- Tujuan Latihan -
Salinlah tanpa perubahan bagian teks berita tentang sidang MKMK, mulai dari "JAKARTA (RIAUPOS.CO) - Kasus" sampai dengan "di lembaga kepresidenan.".

- Penggalan Teks -
━━━━
JAKARTA (RIAUPOS.CO) - Kasus dugaan pelanggaran yang dilakukan sejumlah hakim Mahkamah Konstitusi dinilai bukan pelanggaran etik semata. Oleh karenanya, pemeriksaan diminta tidak berhenti pada pelanggaran etik. Namun juga mengkoreksi putusan yang dinilai jauh dari penalaran.
Argumentasi tersebut disampaikan Denny Indrayana yang bertindak sebagai salah satu pelapor dalam sidang pemeriksaan di Majelis Kehormatan Mahkamah Konstitusi (MKMK) kemarin. Denny menerangkan, putusan 90/2023 terindikasi sebagai kejahatan yang terencana dan terogranisir. Bahkan, bisa dianggap sebagai skandal.
“Sifatnya sangat merusak dan meruntuhkan pilar kewibawaan mahkamah konstitusi,” ujarnya dalam sidang pemeriksaan.
Dia mensinyalir, upaya itu melibatkan tiga elemen tertinggi. Pertama Ketua MK Anwar Usman, kedua keluarga Presiden Jokowi, ketiga adalah upaya menduduki menduduki posisi di lembaga kepresidenan.
Dengan semua elemen tertinggi tersebut, Denny menilai tidak patut jika pelanggaran hanya dipandang sebagai pelanggaran etik yang biasa-biasa saja. Sebab kerusakan yang dihasilkan terlalu besar.
Oleh karenanya, dia menilai, putusan MK yang biasanya harus dihormati, kali ini harus dibuka opsi pengecualian demi menjaga kewibawaan MK. “Bukan hanya dengan menjatuhkan sanksi etik dengan pemberhentian dengan tidak hormat terhadap hakim terlapor, tapi juga menilai dan memberi ruang koreksi atas putusan 90 yang sudah dimanipulasi,” kata dia
Denny meminta, putusan 90 tidak boleh dimanfaatkan para pihak yang dengan sengaja memanfaatkan hubungan kekerabatan hakim. Sebab, pemanfaatan relasi keluarga bukan hanya koruptif, kolutif, dan nepotism, tapi juga telah merendahkan lembaga mahkamah yang seharusnya dijaga.
━━━━
Catatan batas elemen
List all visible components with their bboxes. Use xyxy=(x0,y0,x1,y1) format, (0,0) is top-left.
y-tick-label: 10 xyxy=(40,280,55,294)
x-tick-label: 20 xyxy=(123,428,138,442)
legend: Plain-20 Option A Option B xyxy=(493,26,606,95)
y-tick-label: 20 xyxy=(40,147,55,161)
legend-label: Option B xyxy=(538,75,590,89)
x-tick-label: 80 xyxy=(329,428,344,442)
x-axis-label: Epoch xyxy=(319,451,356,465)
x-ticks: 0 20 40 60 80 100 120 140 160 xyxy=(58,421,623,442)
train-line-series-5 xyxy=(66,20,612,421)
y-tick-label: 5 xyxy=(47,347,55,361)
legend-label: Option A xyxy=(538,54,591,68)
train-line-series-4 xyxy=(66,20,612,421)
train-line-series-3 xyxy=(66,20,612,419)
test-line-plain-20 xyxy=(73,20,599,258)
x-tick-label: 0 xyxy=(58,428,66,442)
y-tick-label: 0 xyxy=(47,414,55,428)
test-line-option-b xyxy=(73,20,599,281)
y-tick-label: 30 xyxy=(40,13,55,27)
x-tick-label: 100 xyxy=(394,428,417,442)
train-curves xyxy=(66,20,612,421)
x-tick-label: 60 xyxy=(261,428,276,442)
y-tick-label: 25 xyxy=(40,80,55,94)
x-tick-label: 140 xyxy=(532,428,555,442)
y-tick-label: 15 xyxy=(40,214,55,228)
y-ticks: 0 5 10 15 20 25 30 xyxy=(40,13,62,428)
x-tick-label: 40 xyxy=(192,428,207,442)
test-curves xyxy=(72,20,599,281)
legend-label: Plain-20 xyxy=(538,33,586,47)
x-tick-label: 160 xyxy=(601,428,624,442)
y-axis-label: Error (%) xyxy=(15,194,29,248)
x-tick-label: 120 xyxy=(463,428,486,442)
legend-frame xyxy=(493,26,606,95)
━━━━
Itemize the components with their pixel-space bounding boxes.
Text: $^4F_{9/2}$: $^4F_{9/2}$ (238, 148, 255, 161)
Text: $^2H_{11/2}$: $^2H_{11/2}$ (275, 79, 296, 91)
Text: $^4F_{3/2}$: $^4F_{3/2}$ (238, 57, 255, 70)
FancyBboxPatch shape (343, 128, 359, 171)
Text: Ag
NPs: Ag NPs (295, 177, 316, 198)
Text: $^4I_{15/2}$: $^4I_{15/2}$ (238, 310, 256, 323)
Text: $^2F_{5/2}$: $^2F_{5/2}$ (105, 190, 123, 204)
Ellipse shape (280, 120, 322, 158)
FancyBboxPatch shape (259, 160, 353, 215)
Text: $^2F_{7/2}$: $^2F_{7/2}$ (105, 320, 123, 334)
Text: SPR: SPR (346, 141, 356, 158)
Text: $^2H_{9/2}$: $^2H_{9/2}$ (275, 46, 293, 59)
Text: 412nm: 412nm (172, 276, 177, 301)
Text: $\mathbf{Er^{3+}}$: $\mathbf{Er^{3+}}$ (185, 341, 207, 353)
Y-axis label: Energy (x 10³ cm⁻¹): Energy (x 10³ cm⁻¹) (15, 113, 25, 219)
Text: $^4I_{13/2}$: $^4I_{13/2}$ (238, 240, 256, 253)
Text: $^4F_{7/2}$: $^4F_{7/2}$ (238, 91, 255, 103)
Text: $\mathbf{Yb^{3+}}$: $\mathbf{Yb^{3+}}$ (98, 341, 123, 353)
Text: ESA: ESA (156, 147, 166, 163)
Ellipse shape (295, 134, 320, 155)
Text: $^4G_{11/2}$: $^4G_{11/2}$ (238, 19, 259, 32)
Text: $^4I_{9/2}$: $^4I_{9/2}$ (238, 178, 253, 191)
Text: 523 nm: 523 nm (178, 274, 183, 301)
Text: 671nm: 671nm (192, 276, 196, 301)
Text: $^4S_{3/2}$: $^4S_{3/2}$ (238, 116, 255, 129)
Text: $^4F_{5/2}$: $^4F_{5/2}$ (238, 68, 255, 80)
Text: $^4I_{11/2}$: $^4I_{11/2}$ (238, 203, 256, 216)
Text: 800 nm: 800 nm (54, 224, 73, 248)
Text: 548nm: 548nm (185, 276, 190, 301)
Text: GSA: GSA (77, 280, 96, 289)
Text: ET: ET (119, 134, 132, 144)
━━━━
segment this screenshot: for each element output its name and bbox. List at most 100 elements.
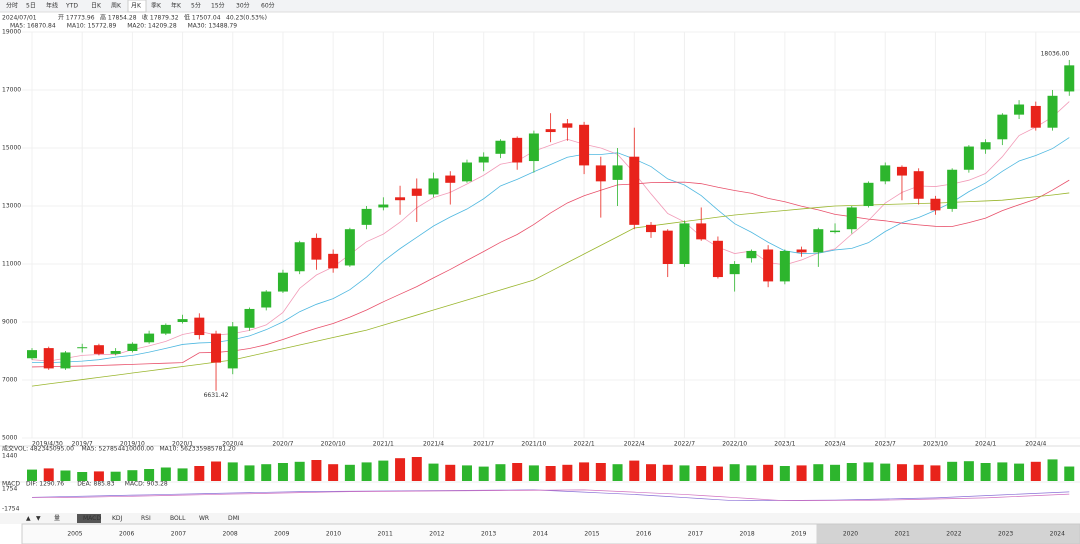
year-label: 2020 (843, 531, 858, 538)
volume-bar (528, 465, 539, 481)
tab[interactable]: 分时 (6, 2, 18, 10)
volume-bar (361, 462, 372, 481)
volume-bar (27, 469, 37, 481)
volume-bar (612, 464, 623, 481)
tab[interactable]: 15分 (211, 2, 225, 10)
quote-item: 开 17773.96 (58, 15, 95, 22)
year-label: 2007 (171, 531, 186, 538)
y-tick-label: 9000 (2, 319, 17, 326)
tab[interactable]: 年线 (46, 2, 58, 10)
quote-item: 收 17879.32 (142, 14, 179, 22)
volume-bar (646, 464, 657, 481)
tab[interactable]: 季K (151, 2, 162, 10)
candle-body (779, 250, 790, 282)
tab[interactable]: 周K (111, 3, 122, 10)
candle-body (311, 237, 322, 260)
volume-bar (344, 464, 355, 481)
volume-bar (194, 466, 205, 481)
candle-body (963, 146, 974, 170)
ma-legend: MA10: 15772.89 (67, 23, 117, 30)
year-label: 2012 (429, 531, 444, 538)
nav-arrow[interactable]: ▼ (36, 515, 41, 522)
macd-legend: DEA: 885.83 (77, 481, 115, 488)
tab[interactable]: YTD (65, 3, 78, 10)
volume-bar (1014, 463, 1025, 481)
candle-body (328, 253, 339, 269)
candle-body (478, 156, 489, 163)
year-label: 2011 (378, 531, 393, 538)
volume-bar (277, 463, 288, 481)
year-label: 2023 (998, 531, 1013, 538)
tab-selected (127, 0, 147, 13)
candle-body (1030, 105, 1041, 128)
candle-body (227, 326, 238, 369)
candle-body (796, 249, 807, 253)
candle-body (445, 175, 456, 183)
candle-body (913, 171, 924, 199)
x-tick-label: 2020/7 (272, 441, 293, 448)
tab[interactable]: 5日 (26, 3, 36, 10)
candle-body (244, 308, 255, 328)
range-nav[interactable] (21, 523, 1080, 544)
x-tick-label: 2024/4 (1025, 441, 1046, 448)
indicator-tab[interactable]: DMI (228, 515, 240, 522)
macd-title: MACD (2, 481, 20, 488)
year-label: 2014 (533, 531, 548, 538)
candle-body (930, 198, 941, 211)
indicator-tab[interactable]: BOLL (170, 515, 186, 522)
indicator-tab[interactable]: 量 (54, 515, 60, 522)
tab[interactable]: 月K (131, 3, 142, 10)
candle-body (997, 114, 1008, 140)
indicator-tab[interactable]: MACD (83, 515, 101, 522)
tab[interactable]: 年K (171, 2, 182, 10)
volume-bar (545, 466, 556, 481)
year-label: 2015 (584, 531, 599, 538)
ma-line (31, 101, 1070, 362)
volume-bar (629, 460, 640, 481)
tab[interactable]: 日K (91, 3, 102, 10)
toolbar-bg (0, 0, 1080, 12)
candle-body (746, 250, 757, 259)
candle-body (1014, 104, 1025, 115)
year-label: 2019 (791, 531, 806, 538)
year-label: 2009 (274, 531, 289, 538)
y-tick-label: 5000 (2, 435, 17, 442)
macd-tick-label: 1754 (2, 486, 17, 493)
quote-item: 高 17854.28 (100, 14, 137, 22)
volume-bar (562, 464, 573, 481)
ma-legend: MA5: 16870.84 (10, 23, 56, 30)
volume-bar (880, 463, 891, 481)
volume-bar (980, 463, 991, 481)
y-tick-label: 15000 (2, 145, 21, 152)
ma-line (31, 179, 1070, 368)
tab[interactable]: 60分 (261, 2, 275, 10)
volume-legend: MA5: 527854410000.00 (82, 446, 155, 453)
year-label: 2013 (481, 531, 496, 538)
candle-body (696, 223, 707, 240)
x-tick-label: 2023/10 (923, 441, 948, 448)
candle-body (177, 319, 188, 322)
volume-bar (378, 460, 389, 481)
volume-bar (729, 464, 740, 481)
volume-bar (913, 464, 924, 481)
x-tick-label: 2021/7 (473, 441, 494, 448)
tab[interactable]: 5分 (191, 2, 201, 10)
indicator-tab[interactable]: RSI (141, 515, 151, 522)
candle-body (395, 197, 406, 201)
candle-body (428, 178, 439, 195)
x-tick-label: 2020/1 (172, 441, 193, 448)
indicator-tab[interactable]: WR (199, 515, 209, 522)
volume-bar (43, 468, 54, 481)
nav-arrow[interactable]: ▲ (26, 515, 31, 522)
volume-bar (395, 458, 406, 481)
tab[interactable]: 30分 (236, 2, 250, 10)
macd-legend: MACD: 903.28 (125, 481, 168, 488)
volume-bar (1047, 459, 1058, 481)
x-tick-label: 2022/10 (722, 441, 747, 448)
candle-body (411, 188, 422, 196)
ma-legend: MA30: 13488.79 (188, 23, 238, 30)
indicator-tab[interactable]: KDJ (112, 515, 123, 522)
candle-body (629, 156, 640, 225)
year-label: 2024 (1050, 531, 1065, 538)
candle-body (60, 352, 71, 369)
━━━━
- Hasil Latihan -
JAKARTA (RIAUPOS.CO) - Kasus dugaan pelanggaran yang dilakukan sejumlah hakim Mahkamah Konstitusi dinilai bukan pelanggaran etik semata. Oleh karenanya, pemeriksaan diminta tidak berhenti pada pelanggaran etik. Namun juga mengkoreksi putusan yang dinilai jauh dari penalaran.
Argumentasi tersebut disampaikan Denny Indrayana yang bertindak sebagai salah satu pelapor dalam sidang pemeriksaan di Majelis Kehormatan Mahkamah Konstitusi (MKMK) kemarin. Denny menerangkan, putusan 90/2023 terindikasi sebagai kejahatan yang terencana dan terogranisir. Bahkan, bisa dianggap sebagai skandal.
“Sifatnya sangat merusak dan meruntuhkan pilar kewibawaan mahkamah konstitusi,” ujarnya dalam sidang pemeriksaan.
Dia mensinyalir, upaya itu melibatkan tiga elemen tertinggi. Pertama Ketua MK Anwar Usman, kedua keluarga Presiden Jokowi, ketiga adalah upaya menduduki menduduki posisi di lembaga kepresidenan.